--- Items from a data source ---

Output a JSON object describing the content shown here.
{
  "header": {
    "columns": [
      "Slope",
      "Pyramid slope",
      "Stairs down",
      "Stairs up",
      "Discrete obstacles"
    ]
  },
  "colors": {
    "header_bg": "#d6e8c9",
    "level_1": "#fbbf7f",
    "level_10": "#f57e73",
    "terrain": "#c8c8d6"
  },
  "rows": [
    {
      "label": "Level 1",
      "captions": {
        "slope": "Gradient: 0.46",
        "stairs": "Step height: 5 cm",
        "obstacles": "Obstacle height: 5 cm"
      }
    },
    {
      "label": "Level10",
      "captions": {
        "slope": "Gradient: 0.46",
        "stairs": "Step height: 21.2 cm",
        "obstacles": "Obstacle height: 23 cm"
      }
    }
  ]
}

==

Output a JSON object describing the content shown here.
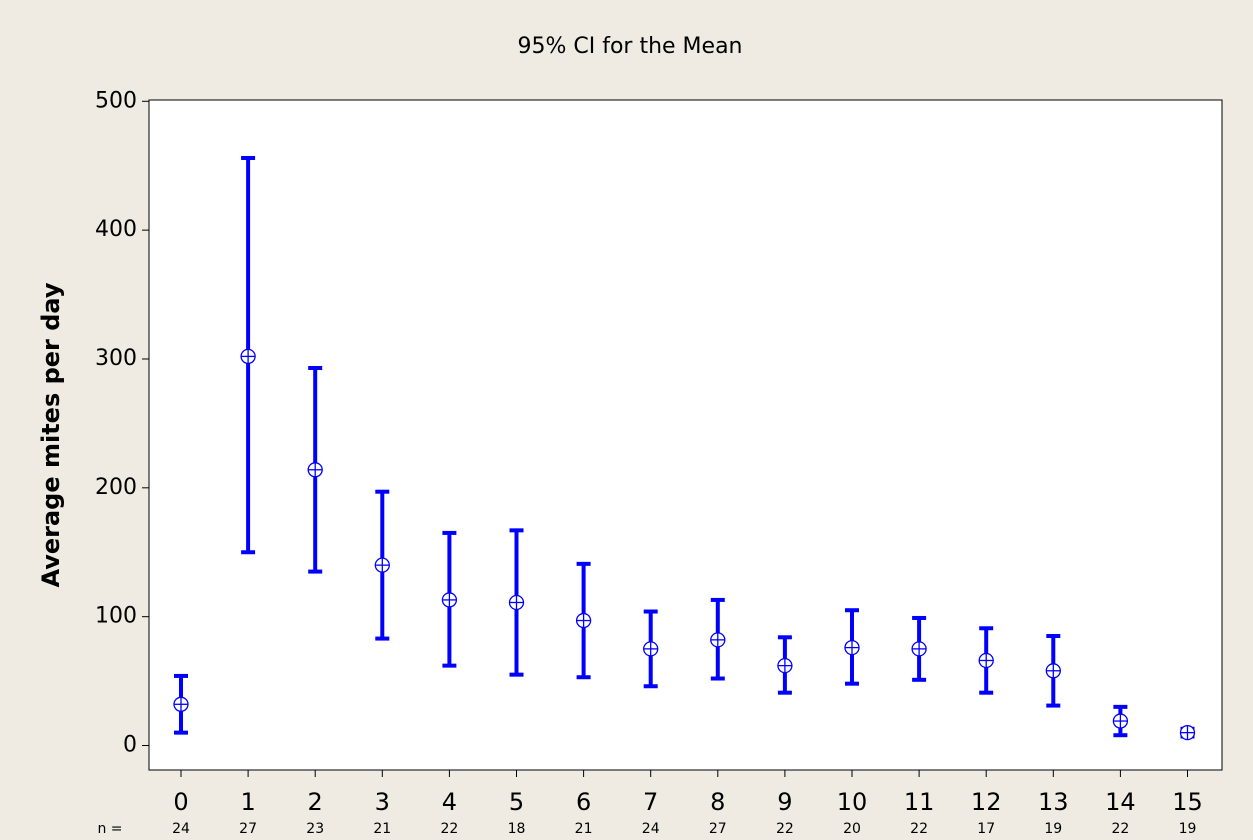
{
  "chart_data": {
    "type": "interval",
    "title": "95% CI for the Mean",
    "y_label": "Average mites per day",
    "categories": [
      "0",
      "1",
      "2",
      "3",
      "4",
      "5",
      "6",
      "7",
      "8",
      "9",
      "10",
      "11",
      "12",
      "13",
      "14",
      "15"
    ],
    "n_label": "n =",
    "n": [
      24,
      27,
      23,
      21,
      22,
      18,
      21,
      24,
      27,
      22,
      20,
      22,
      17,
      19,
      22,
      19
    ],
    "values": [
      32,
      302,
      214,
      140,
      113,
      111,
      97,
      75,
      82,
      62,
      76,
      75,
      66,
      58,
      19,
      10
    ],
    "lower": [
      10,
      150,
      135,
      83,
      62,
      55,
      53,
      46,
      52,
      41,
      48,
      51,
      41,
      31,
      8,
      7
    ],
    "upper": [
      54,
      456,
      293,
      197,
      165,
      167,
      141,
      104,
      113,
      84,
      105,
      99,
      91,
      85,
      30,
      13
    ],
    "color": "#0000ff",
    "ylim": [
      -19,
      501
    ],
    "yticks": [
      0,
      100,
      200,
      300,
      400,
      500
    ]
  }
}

--

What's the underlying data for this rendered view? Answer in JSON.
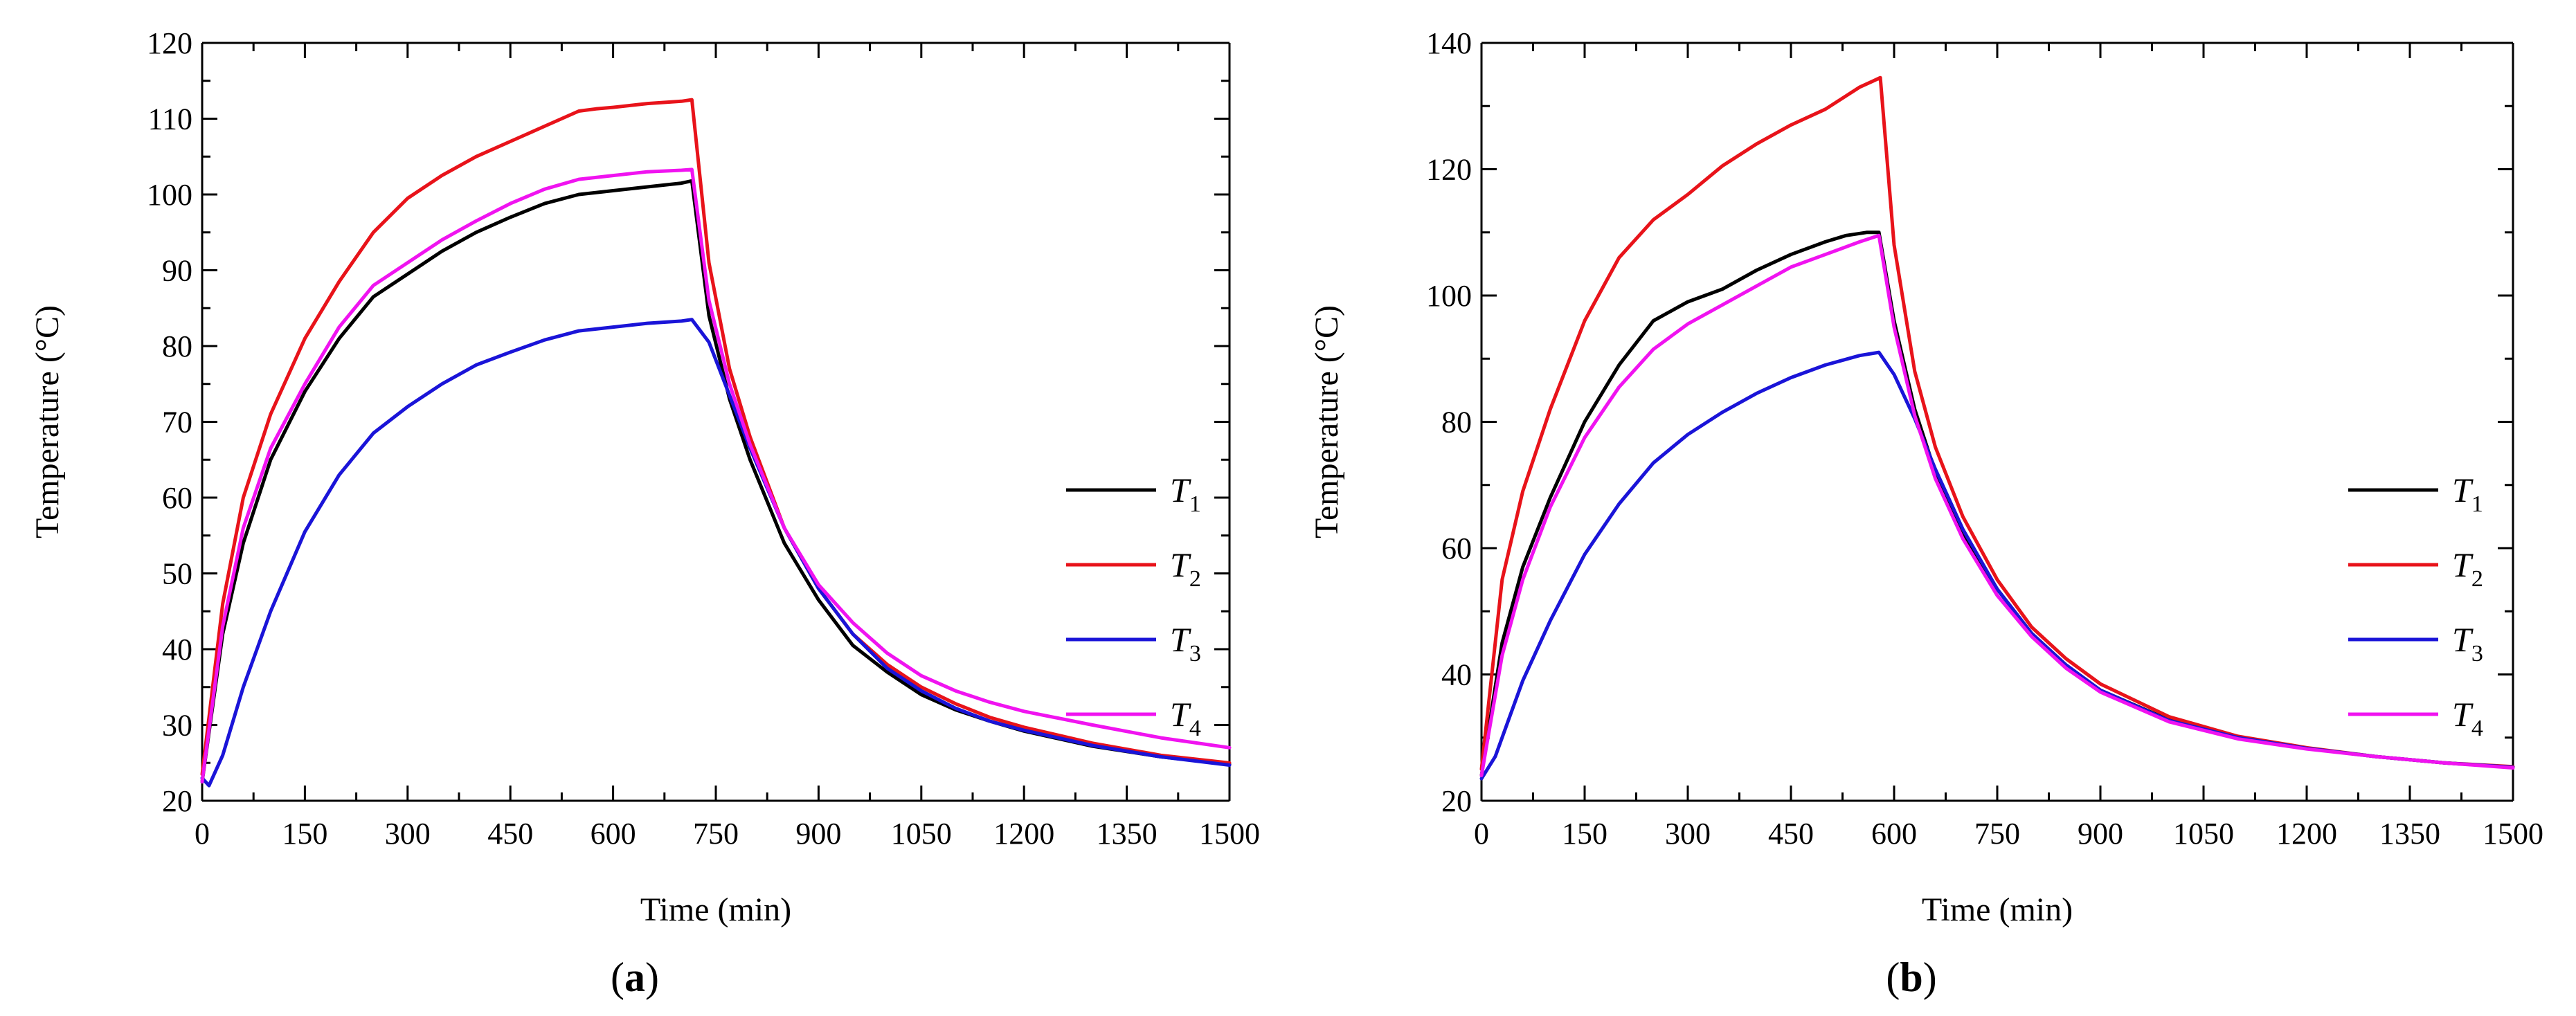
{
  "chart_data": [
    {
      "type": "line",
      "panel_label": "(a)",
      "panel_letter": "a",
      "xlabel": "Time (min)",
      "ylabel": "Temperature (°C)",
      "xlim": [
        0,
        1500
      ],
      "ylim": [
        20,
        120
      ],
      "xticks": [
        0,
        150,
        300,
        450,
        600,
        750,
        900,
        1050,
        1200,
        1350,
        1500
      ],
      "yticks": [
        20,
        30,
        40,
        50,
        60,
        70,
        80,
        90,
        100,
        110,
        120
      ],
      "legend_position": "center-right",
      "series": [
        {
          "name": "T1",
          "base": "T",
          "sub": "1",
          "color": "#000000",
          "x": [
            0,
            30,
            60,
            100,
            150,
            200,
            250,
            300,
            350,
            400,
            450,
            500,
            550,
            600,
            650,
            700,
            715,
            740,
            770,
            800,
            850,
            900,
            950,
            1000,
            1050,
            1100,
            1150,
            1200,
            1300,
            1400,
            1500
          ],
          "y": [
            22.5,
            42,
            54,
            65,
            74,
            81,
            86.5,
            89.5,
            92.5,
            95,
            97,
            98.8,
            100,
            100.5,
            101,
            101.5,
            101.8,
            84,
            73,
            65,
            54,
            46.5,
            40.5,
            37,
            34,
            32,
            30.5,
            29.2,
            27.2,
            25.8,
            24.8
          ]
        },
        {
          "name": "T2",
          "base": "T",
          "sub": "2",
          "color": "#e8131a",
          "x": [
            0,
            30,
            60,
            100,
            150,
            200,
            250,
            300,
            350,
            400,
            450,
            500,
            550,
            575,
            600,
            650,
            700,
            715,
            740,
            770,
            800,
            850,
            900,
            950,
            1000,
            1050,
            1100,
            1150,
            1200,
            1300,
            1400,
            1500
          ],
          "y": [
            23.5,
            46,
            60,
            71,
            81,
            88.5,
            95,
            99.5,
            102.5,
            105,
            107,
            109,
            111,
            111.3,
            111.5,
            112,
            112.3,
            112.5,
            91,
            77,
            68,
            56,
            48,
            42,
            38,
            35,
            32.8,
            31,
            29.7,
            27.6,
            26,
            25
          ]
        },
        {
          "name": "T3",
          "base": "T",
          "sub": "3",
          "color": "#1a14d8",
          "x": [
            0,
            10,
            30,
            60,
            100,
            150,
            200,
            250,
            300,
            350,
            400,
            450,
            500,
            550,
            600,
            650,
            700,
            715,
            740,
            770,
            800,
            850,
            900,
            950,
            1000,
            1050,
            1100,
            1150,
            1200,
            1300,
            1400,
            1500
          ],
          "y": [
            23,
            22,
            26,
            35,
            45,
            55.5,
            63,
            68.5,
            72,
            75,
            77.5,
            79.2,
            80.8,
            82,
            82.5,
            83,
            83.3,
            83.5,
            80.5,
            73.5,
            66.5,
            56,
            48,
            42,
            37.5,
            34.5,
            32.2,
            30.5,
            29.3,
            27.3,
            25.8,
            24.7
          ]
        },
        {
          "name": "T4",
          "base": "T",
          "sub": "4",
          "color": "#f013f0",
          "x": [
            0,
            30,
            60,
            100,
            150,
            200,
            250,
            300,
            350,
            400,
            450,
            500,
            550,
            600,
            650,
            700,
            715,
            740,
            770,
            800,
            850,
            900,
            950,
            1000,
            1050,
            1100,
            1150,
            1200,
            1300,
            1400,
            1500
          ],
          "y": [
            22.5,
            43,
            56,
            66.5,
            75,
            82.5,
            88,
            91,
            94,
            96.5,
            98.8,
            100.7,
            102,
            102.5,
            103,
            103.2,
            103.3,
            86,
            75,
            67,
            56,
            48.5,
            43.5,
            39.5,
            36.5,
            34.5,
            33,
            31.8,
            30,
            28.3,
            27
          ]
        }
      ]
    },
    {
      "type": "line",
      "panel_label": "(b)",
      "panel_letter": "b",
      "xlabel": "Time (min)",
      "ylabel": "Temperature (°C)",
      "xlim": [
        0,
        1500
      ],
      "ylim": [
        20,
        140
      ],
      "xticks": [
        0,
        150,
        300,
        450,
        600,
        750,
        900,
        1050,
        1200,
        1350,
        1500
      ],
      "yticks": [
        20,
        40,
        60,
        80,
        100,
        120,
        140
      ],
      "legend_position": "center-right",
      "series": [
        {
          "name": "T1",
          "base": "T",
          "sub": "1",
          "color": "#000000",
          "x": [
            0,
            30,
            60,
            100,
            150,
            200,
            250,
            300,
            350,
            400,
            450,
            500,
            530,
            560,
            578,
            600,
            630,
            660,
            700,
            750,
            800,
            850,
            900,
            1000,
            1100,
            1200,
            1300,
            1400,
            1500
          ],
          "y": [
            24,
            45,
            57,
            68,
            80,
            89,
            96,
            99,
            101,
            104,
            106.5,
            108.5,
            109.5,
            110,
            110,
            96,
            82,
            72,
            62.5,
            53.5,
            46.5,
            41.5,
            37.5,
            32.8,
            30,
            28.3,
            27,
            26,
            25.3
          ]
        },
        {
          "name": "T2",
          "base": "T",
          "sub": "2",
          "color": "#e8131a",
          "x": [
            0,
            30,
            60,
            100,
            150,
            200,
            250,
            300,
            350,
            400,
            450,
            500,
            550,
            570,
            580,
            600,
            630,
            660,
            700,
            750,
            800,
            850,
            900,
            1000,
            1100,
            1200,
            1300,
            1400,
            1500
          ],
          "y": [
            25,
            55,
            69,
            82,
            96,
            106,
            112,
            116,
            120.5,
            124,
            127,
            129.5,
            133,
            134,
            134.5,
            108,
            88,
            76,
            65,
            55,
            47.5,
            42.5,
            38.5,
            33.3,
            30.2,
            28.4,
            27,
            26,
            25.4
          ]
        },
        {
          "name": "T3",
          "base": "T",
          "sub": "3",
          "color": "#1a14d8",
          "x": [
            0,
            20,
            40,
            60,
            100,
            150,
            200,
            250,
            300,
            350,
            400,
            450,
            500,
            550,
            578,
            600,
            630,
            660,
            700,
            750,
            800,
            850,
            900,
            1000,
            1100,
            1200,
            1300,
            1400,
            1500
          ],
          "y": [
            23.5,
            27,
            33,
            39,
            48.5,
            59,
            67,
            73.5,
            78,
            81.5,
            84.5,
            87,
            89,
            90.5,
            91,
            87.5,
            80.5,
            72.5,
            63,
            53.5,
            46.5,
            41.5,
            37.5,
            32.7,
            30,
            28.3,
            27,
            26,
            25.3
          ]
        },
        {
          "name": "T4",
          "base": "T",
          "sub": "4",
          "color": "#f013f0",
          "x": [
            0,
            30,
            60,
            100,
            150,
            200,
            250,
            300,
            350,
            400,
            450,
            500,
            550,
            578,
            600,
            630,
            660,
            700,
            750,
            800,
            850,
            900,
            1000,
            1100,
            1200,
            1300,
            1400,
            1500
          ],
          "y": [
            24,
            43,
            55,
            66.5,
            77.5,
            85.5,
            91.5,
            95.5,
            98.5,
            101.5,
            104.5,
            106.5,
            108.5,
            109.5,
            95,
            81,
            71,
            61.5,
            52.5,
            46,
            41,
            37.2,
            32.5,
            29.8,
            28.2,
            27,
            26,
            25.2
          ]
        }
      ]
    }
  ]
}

--- Work to complete ---
Copy every line of the listing containing the string "Step".

--- Written solution ---
        "stairs": "Step height: 5 cm",
        "stairs": "Step height: 21.2 cm",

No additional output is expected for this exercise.